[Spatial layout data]
"""

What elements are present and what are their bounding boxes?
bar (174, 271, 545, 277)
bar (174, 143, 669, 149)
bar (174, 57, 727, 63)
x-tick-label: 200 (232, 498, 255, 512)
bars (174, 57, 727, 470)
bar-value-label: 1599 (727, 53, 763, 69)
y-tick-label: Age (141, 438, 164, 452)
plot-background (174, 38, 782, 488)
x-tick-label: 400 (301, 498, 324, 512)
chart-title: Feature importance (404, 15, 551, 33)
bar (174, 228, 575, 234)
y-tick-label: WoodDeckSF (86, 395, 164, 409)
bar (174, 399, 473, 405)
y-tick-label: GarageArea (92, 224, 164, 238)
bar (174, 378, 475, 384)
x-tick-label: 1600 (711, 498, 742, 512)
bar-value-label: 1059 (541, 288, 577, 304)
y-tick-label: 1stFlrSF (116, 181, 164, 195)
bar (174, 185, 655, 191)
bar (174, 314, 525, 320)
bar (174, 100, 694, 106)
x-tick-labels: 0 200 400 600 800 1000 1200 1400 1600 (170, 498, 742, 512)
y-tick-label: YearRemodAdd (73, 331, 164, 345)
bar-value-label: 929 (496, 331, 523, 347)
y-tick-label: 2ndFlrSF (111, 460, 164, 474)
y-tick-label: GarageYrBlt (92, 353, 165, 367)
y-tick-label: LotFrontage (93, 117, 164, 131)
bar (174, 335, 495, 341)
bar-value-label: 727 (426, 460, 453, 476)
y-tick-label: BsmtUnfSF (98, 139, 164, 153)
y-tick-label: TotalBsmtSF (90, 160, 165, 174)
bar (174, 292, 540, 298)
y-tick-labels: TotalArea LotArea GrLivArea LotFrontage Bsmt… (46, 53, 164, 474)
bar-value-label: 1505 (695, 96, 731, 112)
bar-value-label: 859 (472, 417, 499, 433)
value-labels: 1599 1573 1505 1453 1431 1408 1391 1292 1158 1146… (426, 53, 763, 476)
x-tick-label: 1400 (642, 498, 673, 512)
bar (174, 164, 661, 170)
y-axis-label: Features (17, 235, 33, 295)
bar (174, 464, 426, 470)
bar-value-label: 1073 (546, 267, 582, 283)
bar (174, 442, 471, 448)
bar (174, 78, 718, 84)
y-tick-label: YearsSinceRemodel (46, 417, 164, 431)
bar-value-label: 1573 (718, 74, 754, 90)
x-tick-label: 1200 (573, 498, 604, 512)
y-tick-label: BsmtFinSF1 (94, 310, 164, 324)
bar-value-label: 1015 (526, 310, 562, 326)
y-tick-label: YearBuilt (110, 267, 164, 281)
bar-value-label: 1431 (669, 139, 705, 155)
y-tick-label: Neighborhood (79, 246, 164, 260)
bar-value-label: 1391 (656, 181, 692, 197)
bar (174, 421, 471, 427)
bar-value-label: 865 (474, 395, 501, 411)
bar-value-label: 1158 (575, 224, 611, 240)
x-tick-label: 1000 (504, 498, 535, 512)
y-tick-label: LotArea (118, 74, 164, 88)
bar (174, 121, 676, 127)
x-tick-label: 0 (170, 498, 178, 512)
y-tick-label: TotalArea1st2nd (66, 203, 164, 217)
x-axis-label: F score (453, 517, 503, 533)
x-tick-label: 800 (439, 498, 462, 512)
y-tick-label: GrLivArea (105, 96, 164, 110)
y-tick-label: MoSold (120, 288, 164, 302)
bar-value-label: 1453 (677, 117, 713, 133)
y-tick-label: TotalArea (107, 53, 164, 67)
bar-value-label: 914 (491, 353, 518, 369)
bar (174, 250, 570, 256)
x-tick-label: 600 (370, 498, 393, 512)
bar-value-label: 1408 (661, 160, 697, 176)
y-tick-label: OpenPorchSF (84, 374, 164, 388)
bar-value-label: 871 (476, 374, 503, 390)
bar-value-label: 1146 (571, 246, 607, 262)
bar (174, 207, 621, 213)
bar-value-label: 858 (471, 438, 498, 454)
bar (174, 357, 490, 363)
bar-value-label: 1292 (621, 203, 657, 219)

"""

What you need to do: Print the items word for word, starting at the very beginning and ending with the line that contains "x-tick-label: 1600 (711, 498, 742, 512)".

Exercise output:
What elements are present and what are their bounding boxes?
bar (174, 271, 545, 277)
bar (174, 143, 669, 149)
bar (174, 57, 727, 63)
x-tick-label: 200 (232, 498, 255, 512)
bars (174, 57, 727, 470)
bar-value-label: 1599 (727, 53, 763, 69)
y-tick-label: Age (141, 438, 164, 452)
plot-background (174, 38, 782, 488)
x-tick-label: 400 (301, 498, 324, 512)
chart-title: Feature importance (404, 15, 551, 33)
bar (174, 228, 575, 234)
y-tick-label: WoodDeckSF (86, 395, 164, 409)
bar (174, 399, 473, 405)
y-tick-label: GarageArea (92, 224, 164, 238)
bar (174, 378, 475, 384)
x-tick-label: 1600 (711, 498, 742, 512)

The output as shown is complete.